--- RECORDS FOR THIS TASK ---

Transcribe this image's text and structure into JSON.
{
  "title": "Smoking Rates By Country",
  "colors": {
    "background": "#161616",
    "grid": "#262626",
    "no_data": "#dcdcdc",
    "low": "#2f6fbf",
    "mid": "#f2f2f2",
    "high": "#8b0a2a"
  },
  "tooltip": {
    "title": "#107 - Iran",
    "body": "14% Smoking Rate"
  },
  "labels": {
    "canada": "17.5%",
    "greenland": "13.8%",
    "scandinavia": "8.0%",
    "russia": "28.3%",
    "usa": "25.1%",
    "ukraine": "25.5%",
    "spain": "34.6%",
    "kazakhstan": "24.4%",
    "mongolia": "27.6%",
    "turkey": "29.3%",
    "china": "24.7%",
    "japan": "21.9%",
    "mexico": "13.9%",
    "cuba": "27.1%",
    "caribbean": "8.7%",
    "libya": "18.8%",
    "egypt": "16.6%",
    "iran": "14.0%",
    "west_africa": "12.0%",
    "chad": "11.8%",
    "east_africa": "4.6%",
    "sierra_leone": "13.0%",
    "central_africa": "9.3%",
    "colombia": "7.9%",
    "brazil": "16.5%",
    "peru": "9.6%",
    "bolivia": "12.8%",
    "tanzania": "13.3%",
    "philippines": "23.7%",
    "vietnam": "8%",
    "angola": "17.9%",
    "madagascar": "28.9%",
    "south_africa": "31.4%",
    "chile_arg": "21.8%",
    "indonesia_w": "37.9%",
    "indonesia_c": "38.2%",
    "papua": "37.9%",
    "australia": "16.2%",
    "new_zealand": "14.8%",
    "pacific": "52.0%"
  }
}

---

Identify the lines of the data that contain the word "title". Copy each of them.

== RESPONSE TO THE EXERCISE ==
  "title": "Smoking Rates By Country",
    "title": "#107 - Iran",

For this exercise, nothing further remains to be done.